[start of Input records]

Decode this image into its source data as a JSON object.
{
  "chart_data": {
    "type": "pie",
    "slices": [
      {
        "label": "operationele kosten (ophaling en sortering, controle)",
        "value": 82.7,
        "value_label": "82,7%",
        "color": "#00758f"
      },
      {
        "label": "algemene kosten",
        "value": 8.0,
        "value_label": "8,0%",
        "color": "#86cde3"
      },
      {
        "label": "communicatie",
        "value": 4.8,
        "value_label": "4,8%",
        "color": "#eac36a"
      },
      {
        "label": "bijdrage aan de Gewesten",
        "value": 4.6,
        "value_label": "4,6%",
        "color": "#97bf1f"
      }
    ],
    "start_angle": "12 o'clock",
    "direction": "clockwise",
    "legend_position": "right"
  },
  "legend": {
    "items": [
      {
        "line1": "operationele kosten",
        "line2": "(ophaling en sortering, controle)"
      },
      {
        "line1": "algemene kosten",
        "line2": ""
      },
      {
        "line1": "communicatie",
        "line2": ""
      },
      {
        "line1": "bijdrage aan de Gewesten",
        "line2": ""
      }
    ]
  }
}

[end of Input records]

_Job_.
Copy each line of the data above that holds "kosten".

_Answer_.
        "label": "operationele kosten (ophaling en sortering, controle)",
        "label": "algemene kosten",
        "line1": "operationele kosten",
        "line1": "algemene kosten",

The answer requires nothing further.